Data entries
%%

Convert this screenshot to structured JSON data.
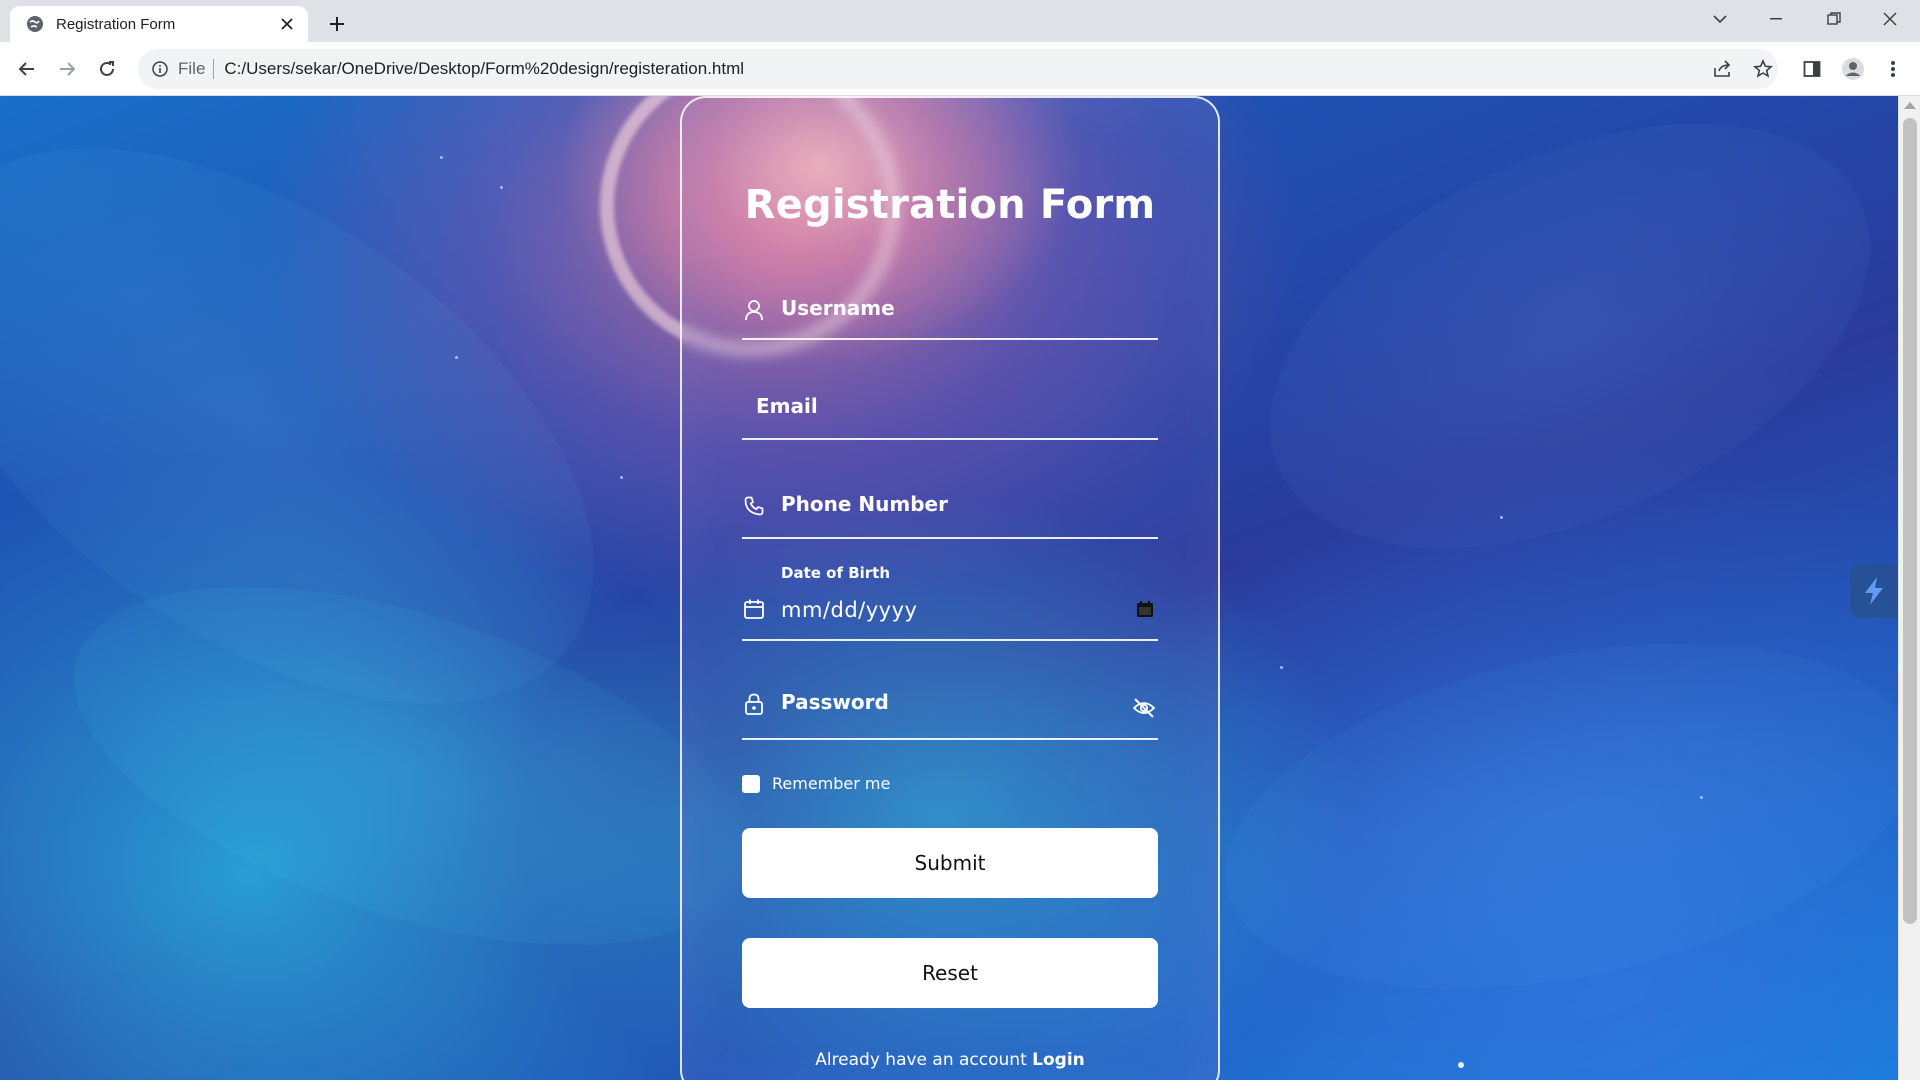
{
  "browser": {
    "tab_title": "Registration Form",
    "address_scheme": "File",
    "address_url": "C:/Users/sekar/OneDrive/Desktop/Form%20design/registeration.html"
  },
  "form": {
    "title": "Registration Form",
    "username_placeholder": "Username",
    "email_placeholder": "Email",
    "phone_placeholder": "Phone Number",
    "dob_label": "Date of Birth",
    "dob_placeholder": "mm/dd/yyyy",
    "password_placeholder": "Password",
    "remember_label": "Remember me",
    "remember_checked": false,
    "submit_label": "Submit",
    "reset_label": "Reset",
    "footer_text": "Already have an account",
    "login_label": "Login"
  },
  "icons": {
    "username": "user-icon",
    "phone": "phone-icon",
    "dob": "calendar-icon",
    "password": "lock-icon",
    "password_toggle": "eye-off-icon"
  }
}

%%

**Objective:** Return each line of the data, keeping its wording exact and omitting pictures.

**Full solution:**
Convert this screenshot to structured JSON data.
{
  "browser": {
    "tab_title": "Registration Form",
    "address_scheme": "File",
    "address_url": "C:/Users/sekar/OneDrive/Desktop/Form%20design/registeration.html"
  },
  "form": {
    "title": "Registration Form",
    "username_placeholder": "Username",
    "email_placeholder": "Email",
    "phone_placeholder": "Phone Number",
    "dob_label": "Date of Birth",
    "dob_placeholder": "mm/dd/yyyy",
    "password_placeholder": "Password",
    "remember_label": "Remember me",
    "remember_checked": false,
    "submit_label": "Submit",
    "reset_label": "Reset",
    "footer_text": "Already have an account",
    "login_label": "Login"
  },
  "icons": {
    "username": "user-icon",
    "phone": "phone-icon",
    "dob": "calendar-icon",
    "password": "lock-icon",
    "password_toggle": "eye-off-icon"
  }
}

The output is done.